Ramanujan's notebooks are an interesting case study. As discussed in detail in Chapter 24 ("Ramanujan's Theory of Prime Numbers") of Volume IV of Bruce Berndt's series Ramanujan's Notebooks, Ramanujan made a number of errors in his study of $\pi(x)$, the number of primes less than or equal to $x$. It is hard to say for sure that these errors are specifically due to Ramanujan's notation rather than some other misconception, but I think a case can be made that his notation was a contributing factor. For example, Berndt writes:

It is not clear from the notebooks how accurate Ramanujan thought his approximations $R(x)$ and $G(x)$ to $\pi(x)$ were. (Ramanujan always used equality signs in instances where we would use the signs $\approx$, $\sim$, or $\cong$.) According to Hardy, Ramanujan, in fact, claimed that, as $x$ tends to $\infty$, $$\pi(x)-R(x) = O(1) = \pi(x) - G(x),$$ both of which are false.

One could therefore argue that Ramanujan's careless use of equality signs contributed to his overestimating the accuracy of his approximations. On the other hand, one could also argue that Ramanujan's mistake was more fundamental, traceable to his inadequate understanding of the complex zeros of the zeta function.

Ramanujan also used (in effect) the notation $d\pi(x)/dx$, and one could argue that some of his misunderstandings were traceable to not having a proper definition of the notation $d\pi(x)/dx$ and yet assuming that it denoted a definite mathematical object with specific properties. Ramanujan was aware of the need for some justification because Hardy voiced his objections, and attempted to defend his notation (in this context, $n=\pi(x)$):

I think I am correct in using $dn/dx$ which is not the differential coefficient of a discontinuous function but the differential coefficient of an average continuous function passing fairly (though not exactly) through the isolated points. I have used $dn/dx$ in finding the number of numbers of the form $2^p3^q$, $2^p+3^q$, etc., less than $x$ and have got correct results.

However, as Berndt explains, Ramanujan's defense is inadequate. For more discussion, I recommend reading the entire chapter.

Timothy Chow
  • 78,129
  • 1
    In particular, for $3$-smooth numbers Ramanujan's heuristics made him believe that his approximation was within $O(1)$ of the true value. Hardy and Littlewood later proved first error terms of the form $O(x^\vartheta)$ and $O(\log x)$ depending on Diophantine properties of the logarithms of integers, then showed that in fact the error term is always unbounded! –  Aug 10 '18 at 09:30
  • 4
    This is interesting, but if I understand it correctly, not I think an answer to the original question. It seems to me an instance of a single mathematician using a notation incorrectly, rather than a notation itself being incorrect (and leading to wrong results). – Mike Shulman Aug 10 '18 at 17:47
11

I am aware of a few articles discussing certain Macdonald polynomials in the introduction (and motivation) in the introduction, and then proceed to study properties of another family of polynomials.

The particular polynomials that are studied are not the same ones as in the Macdonald polynomials in the introduction (only similar), but the exact same notation/symbol is used for both these two families of polynomials.

● Data excerpts:
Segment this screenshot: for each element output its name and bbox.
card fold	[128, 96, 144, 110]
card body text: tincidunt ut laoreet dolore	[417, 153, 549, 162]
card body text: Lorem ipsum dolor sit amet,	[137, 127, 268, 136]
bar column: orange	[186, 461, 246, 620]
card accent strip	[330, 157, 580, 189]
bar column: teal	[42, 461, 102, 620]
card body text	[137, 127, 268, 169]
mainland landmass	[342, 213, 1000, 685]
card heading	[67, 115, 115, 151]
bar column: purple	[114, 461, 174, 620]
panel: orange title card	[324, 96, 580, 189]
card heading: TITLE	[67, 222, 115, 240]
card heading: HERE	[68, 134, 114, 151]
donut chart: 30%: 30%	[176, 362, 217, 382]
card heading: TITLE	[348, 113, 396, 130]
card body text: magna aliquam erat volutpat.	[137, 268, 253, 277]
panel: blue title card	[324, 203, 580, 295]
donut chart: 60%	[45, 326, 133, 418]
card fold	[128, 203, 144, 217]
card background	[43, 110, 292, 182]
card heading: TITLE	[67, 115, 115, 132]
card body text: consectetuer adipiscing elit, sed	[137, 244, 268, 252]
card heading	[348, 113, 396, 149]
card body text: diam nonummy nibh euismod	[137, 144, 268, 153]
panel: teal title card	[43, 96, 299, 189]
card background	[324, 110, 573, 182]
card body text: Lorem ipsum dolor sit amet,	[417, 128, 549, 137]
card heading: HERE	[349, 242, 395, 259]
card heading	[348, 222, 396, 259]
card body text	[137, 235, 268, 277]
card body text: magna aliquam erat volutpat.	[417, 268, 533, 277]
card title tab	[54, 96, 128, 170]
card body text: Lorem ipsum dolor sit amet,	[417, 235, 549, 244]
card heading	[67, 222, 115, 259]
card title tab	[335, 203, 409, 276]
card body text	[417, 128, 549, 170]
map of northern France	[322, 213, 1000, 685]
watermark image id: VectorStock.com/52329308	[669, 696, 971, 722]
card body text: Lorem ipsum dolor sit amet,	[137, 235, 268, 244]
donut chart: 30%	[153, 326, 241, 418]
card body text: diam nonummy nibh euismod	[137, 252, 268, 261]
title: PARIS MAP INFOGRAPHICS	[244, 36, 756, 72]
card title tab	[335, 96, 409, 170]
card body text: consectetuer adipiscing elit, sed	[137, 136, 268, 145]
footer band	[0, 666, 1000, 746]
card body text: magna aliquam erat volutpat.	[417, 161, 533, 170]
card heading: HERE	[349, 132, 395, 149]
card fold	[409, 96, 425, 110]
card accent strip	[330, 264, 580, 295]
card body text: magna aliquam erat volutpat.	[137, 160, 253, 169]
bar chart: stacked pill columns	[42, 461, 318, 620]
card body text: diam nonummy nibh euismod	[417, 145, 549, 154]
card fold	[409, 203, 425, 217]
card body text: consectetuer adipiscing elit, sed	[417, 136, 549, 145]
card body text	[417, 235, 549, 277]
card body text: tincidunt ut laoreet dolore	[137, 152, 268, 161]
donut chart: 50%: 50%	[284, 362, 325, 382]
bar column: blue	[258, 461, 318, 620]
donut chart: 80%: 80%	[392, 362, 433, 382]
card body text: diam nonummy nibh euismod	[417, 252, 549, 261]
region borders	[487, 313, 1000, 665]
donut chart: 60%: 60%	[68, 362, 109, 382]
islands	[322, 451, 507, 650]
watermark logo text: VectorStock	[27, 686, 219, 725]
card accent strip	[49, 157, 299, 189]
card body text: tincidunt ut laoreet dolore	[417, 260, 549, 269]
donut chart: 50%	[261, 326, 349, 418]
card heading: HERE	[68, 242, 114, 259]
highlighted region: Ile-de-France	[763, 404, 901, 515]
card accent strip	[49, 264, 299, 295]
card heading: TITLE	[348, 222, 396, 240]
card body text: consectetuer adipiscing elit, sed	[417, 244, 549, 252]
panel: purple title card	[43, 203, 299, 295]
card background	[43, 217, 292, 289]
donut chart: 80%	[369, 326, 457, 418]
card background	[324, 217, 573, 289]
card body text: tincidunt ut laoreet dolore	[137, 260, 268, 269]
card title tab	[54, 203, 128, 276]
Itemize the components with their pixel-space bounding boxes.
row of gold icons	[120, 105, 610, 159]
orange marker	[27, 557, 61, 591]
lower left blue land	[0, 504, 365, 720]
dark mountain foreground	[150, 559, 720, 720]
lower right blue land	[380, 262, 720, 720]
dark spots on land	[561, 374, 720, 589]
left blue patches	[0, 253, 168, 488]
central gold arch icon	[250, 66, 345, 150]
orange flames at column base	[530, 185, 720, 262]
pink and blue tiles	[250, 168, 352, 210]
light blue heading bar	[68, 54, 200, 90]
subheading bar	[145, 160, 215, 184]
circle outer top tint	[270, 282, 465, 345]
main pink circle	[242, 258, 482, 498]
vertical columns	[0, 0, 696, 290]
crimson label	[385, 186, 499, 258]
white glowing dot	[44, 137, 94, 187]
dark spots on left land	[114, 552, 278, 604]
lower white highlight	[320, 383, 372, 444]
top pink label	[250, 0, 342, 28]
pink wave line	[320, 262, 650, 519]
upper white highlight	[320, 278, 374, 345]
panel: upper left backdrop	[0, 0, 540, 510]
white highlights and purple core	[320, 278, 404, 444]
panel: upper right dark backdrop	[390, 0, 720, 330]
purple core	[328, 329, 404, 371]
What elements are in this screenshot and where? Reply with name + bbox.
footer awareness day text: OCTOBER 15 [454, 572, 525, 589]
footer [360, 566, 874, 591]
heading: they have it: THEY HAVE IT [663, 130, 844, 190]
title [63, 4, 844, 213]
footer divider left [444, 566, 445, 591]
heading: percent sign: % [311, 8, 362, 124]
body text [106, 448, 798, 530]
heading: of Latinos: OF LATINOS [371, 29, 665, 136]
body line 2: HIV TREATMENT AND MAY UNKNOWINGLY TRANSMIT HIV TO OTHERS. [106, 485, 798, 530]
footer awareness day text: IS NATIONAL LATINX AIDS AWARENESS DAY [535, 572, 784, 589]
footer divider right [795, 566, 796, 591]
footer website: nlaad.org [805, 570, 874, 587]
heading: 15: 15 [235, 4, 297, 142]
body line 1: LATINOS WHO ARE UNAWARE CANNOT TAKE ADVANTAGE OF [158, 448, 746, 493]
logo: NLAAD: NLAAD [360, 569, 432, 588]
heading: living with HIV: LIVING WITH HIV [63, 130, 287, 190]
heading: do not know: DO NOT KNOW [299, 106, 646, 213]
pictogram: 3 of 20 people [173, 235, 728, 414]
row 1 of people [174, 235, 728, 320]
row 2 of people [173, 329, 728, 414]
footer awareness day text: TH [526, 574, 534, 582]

● Task to complete: In the discussion of Ramanujan's notation, which chapter and volume of Bruce Berndt's series Ramanujan's Notebooks cover Ramanujan's errors about prime numbers?

● Answer for this exercise: Chapter 24 of Volume IV.